**TO BE DONE**. Copy every record below, exactly as written.

**INFORMATION PROVIDED**.
• • • • • • •

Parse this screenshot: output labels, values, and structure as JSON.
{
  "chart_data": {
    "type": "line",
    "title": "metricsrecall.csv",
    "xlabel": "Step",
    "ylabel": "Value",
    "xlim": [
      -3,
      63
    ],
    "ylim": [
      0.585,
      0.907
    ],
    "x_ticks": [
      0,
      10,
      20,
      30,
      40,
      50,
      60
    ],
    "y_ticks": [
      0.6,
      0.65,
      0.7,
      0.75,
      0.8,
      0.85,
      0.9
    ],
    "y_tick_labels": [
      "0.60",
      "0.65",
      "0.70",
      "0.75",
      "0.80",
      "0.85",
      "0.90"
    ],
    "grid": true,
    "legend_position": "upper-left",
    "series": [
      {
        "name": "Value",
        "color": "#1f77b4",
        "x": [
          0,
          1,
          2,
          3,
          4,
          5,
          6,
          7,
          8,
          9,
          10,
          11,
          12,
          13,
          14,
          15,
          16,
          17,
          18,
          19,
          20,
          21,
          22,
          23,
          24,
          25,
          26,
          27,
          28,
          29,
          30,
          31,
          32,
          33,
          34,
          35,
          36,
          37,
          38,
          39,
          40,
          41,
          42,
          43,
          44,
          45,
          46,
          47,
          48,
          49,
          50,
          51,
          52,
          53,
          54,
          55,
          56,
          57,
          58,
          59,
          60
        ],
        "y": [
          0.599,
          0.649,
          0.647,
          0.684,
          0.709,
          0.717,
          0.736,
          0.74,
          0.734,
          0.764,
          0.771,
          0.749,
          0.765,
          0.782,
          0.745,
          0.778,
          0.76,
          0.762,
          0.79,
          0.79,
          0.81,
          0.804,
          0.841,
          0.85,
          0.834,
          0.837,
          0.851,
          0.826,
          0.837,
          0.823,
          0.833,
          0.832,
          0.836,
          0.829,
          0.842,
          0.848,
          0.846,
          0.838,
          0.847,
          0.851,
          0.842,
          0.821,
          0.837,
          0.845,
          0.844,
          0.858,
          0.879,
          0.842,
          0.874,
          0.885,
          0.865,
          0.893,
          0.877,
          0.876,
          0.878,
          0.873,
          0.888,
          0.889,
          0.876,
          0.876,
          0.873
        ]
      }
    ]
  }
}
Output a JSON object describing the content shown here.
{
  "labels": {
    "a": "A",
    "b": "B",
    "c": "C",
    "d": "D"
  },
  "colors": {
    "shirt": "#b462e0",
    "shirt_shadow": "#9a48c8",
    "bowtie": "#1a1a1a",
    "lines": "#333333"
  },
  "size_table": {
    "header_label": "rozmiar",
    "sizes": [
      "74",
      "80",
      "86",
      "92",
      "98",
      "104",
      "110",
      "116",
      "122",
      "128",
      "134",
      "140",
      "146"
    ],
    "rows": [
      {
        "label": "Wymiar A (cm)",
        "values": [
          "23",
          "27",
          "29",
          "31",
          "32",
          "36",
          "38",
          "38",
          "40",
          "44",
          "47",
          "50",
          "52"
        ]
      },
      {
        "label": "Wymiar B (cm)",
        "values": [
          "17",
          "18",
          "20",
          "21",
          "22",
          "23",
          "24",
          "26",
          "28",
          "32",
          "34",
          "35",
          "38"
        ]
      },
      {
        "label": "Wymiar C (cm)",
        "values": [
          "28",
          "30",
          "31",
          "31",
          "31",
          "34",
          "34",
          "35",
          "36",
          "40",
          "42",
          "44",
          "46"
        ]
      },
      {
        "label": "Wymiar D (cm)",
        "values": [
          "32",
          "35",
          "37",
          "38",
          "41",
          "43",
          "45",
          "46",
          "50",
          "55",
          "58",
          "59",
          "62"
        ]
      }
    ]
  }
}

• • • • • • •

**EXERCISE SOLUTION**.
Parse this screenshot: output labels, values, and structure as JSON.
{
  "chart_data": {
    "type": "line",
    "title": "metricsrecall.csv",
    "xlabel": "Step",
    "ylabel": "Value",
    "xlim": [
      -3,
      63
    ],
    "ylim": [
      0.585,
      0.907
    ],
    "x_ticks": [
      0,
      10,
      20,
      30,
      40,
      50,
      60
    ],
    "y_ticks": [
      0.6,
      0.65,
      0.7,
      0.75,
      0.8,
      0.85,
      0.9
    ],
    "y_tick_labels": [
      "0.60",
      "0.65",
      "0.70",
      "0.75",
      "0.80",
      "0.85",
      "0.90"
    ],
    "grid": true,
    "legend_position": "upper-left",
    "series": [
      {
        "name": "Value",
        "color": "#1f77b4",
        "x": [
          0,
          1,
          2,
          3,
          4,
          5,
          6,
          7,
          8,
          9,
          10,
          11,
          12,
          13,
          14,
          15,
          16,
          17,
          18,
          19,
          20,
          21,
          22,
          23,
          24,
          25,
          26,
          27,
          28,
          29,
          30,
          31,
          32,
          33,
          34,
          35,
          36,
          37,
          38,
          39,
          40,
          41,
          42,
          43,
          44,
          45,
          46,
          47,
          48,
          49,
          50,
          51,
          52,
          53,
          54,
          55,
          56,
          57,
          58,
          59,
          60
        ],
        "y": [
          0.599,
          0.649,
          0.647,
          0.684,
          0.709,
          0.717,
          0.736,
          0.74,
          0.734,
          0.764,
          0.771,
          0.749,
          0.765,
          0.782,
          0.745,
          0.778,
          0.76,
          0.762,
          0.79,
          0.79,
          0.81,
          0.804,
          0.841,
          0.85,
          0.834,
          0.837,
          0.851,
          0.826,
          0.837,
          0.823,
          0.833,
          0.832,
          0.836,
          0.829,
          0.842,
          0.848,
          0.846,
          0.838,
          0.847,
          0.851,
          0.842,
          0.821,
          0.837,
          0.845,
          0.844,
          0.858,
          0.879,
          0.842,
          0.874,
          0.885,
          0.865,
          0.893,
          0.877,
          0.876,
          0.878,
          0.873,
          0.888,
          0.889,
          0.876,
          0.876,
          0.873
        ]
      }
    ]
  }
}
Output a JSON object describing the content shown here.
{
  "labels": {
    "a": "A",
    "b": "B",
    "c": "C",
    "d": "D"
  },
  "colors": {
    "shirt": "#b462e0",
    "shirt_shadow": "#9a48c8",
    "bowtie": "#1a1a1a",
    "lines": "#333333"
  },
  "size_table": {
    "header_label": "rozmiar",
    "sizes": [
      "74",
      "80",
      "86",
      "92",
      "98",
      "104",
      "110",
      "116",
      "122",
      "128",
      "134",
      "140",
      "146"
    ],
    "rows": [
      {
        "label": "Wymiar A (cm)",
        "values": [
          "23",
          "27",
          "29",
          "31",
          "32",
          "36",
          "38",
          "38",
          "40",
          "44",
          "47",
          "50",
          "52"
        ]
      },
      {
        "label": "Wymiar B (cm)",
        "values": [
          "17",
          "18",
          "20",
          "21",
          "22",
          "23",
          "24",
          "26",
          "28",
          "32",
          "34",
          "35",
          "38"
        ]
      },
      {
        "label": "Wymiar C (cm)",
        "values": [
          "28",
          "30",
          "31",
          "31",
          "31",
          "34",
          "34",
          "35",
          "36",
          "40",
          "42",
          "44",
          "46"
        ]
      },
      {
        "label": "Wymiar D (cm)",
        "values": [
          "32",
          "35",
          "37",
          "38",
          "41",
          "43",
          "45",
          "46",
          "50",
          "55",
          "58",
          "59",
          "62"
        ]
      }
    ]
  }
}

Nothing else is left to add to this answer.